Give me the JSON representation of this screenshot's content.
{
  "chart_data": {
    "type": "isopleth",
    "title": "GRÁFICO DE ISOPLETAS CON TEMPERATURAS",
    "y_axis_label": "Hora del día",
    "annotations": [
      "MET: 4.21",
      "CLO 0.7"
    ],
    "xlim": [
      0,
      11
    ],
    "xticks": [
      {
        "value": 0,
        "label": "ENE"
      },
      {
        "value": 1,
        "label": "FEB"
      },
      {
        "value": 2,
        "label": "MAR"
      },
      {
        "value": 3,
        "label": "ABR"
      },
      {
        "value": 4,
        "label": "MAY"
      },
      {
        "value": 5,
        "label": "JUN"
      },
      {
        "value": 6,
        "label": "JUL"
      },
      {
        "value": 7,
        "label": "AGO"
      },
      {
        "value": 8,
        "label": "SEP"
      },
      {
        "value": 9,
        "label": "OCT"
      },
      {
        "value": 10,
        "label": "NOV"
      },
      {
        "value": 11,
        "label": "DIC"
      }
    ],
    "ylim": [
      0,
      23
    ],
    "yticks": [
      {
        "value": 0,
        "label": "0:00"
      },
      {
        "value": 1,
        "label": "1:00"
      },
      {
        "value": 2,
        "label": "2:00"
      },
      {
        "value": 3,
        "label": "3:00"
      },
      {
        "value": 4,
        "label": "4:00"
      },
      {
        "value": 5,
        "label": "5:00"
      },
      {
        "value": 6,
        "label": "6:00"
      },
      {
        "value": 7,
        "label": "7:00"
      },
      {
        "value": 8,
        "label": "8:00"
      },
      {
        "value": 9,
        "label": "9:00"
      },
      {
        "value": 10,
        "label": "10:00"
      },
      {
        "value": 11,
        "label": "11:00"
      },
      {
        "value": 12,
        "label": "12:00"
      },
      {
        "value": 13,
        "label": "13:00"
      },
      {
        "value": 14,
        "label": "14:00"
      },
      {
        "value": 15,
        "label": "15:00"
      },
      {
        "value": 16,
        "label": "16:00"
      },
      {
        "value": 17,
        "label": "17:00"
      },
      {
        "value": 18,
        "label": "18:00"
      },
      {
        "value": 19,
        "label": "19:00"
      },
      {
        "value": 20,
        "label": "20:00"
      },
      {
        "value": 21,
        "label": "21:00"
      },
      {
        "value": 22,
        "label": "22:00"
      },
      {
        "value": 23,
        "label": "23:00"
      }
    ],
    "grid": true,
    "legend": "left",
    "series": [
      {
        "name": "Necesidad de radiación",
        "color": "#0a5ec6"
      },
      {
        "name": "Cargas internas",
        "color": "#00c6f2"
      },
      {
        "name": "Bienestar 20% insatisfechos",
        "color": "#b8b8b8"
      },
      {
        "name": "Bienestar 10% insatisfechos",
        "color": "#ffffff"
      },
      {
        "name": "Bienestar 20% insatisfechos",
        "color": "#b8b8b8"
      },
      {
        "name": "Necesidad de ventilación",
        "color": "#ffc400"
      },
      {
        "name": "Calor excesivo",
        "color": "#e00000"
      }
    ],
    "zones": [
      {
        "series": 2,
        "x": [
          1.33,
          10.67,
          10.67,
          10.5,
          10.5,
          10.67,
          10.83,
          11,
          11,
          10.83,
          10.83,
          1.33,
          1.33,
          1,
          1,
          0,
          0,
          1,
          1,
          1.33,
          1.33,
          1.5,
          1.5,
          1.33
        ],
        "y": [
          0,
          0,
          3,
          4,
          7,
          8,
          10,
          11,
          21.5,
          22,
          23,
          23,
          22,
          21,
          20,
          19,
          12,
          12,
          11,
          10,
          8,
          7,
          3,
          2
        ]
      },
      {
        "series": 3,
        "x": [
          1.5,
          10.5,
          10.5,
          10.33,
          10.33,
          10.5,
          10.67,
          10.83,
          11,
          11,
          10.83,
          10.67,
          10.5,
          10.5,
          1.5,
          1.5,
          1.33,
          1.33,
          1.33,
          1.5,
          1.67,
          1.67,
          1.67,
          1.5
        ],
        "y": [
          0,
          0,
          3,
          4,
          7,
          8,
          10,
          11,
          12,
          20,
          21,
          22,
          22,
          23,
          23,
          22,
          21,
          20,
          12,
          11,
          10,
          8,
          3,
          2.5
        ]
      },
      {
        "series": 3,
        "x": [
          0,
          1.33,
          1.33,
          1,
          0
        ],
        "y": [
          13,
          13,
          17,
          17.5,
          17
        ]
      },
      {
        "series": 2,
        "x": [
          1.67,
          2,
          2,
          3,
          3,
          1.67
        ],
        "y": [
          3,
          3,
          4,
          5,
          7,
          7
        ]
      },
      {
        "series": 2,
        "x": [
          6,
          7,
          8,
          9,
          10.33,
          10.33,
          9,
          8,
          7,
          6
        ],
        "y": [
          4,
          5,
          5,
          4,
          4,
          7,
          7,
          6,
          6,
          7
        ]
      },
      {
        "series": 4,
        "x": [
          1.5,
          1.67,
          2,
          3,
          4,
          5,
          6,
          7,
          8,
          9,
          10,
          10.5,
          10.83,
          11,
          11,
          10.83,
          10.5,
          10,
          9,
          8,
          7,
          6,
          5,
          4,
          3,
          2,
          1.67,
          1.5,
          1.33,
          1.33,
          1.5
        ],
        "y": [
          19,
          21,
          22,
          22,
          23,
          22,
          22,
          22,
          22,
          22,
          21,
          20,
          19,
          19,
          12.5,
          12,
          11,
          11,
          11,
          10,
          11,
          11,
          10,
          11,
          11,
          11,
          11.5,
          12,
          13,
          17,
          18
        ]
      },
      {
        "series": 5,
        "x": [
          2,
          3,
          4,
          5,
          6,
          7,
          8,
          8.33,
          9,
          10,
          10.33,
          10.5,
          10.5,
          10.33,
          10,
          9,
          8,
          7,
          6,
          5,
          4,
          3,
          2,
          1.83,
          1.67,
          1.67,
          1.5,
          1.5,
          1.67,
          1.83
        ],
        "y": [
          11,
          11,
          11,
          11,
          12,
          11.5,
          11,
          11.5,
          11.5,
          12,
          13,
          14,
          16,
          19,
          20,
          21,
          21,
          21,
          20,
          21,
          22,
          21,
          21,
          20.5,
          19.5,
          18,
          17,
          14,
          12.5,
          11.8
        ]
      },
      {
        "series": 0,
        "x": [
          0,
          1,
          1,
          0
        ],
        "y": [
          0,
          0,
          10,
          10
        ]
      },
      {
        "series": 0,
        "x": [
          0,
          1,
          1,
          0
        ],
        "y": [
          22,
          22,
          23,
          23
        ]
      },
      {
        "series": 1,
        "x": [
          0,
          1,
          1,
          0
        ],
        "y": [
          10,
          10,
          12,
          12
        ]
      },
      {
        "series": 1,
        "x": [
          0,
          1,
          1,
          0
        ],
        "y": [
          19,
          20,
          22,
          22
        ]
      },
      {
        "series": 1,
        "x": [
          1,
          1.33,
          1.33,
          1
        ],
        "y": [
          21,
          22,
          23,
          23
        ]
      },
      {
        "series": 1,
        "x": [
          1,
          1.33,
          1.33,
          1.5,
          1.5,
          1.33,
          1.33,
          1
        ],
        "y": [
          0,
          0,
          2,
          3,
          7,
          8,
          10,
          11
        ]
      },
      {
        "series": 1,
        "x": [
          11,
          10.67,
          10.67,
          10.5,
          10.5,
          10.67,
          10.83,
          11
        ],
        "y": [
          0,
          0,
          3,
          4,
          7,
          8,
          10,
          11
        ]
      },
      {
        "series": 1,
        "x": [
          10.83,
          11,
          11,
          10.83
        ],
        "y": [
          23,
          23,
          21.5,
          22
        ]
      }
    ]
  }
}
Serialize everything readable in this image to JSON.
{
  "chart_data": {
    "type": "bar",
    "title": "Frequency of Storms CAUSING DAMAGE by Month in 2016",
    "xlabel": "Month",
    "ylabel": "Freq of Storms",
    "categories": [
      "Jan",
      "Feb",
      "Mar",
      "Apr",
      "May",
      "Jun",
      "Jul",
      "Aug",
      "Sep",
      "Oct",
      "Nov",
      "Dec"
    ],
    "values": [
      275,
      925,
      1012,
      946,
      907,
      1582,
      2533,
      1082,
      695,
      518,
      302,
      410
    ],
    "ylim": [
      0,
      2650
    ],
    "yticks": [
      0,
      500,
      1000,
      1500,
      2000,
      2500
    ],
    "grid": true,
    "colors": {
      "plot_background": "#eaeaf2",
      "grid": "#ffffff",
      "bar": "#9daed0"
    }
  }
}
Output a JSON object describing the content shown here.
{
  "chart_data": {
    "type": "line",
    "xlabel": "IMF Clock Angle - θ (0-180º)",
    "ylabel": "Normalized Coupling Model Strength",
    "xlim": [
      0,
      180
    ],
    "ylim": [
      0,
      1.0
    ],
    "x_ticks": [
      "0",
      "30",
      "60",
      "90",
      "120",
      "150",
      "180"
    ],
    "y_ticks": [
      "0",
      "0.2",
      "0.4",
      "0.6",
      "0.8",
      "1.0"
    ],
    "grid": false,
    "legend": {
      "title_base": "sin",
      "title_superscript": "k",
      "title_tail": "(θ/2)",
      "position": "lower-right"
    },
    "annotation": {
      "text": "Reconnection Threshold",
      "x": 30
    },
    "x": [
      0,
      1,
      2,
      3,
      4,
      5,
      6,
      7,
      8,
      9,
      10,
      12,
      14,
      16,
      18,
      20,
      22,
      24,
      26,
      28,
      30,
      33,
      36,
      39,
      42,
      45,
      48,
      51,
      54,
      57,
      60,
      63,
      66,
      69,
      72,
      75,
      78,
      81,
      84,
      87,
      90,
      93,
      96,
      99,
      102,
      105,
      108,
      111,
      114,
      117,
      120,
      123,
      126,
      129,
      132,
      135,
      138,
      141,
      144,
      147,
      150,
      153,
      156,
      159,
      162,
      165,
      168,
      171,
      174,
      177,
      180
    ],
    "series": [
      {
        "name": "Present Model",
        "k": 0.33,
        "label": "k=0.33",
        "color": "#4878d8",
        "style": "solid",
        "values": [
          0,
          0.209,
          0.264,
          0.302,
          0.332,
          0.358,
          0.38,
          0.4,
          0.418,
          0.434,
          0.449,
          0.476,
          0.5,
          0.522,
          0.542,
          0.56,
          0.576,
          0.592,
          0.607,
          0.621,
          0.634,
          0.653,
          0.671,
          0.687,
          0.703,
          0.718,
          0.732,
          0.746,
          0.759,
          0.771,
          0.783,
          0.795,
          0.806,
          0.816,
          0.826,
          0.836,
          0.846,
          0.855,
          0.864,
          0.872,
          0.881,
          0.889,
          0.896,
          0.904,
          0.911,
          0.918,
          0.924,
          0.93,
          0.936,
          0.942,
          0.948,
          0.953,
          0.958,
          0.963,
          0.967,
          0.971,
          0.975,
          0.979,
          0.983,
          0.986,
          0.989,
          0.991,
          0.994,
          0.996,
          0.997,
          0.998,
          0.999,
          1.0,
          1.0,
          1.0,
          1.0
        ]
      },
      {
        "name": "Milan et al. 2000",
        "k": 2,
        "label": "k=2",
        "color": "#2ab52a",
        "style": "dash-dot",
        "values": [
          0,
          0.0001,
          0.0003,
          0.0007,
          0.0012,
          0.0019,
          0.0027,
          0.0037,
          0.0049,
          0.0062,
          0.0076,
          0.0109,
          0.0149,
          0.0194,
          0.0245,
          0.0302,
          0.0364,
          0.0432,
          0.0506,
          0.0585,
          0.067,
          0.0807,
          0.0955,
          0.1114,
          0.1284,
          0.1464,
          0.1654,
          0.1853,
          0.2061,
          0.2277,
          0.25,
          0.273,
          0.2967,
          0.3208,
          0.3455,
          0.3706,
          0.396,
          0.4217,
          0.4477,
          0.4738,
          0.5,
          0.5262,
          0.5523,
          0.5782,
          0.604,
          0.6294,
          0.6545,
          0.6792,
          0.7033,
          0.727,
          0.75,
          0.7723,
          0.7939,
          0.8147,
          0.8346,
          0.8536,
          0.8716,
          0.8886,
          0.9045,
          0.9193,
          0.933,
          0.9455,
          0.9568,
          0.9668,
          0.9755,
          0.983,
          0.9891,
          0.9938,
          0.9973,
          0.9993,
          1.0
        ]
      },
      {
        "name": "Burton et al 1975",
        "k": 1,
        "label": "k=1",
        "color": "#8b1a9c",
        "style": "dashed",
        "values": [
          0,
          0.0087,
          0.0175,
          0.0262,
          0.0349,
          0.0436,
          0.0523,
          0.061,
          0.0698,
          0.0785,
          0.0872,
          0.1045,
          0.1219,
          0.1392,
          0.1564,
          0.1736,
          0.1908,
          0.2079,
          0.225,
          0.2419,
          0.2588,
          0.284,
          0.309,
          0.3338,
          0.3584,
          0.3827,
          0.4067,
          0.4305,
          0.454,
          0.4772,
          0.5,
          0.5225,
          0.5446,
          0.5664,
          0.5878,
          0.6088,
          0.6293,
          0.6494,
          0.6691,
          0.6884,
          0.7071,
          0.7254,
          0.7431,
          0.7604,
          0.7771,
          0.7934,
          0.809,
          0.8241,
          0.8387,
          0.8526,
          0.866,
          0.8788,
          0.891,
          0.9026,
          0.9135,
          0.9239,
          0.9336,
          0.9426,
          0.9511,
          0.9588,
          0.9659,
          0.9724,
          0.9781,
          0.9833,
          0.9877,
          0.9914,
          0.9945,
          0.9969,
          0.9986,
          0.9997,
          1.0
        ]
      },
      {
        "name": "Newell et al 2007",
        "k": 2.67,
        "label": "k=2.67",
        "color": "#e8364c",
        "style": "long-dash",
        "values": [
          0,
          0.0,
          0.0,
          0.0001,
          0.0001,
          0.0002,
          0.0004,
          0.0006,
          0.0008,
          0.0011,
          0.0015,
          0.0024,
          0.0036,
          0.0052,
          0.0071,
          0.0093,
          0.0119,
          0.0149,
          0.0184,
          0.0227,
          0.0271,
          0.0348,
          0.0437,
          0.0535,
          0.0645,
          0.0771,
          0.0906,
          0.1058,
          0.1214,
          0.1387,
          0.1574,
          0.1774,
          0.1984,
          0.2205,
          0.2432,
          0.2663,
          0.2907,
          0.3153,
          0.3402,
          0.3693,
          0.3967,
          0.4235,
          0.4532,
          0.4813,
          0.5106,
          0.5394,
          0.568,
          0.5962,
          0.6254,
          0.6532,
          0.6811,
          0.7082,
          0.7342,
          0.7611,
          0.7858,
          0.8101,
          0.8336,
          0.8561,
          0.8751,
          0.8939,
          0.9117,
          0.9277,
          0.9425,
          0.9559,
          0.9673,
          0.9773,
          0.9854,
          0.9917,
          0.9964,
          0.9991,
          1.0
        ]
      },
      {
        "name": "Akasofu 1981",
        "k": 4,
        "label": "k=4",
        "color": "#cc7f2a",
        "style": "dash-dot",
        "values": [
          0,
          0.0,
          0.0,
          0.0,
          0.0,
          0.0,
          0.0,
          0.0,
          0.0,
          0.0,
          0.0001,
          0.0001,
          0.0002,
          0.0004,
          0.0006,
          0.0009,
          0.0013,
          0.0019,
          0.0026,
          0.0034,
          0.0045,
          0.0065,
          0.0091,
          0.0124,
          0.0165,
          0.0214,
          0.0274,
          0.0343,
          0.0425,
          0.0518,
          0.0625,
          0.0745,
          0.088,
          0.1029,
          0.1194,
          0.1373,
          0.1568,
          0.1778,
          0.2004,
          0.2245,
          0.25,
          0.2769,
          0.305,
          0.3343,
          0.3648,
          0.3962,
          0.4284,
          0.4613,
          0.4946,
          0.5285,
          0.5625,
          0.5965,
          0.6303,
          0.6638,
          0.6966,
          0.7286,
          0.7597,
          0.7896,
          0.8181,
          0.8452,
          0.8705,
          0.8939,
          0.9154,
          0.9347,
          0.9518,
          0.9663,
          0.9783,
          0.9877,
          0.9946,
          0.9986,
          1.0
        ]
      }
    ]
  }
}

══════════════════════════════

** The problem **
Lines that hold the word "grid" are the ones to return, every one of them.

** Reply to the task **
    "grid": true,
    "grid": true,
      "grid": "#ffffff",
    "grid": false,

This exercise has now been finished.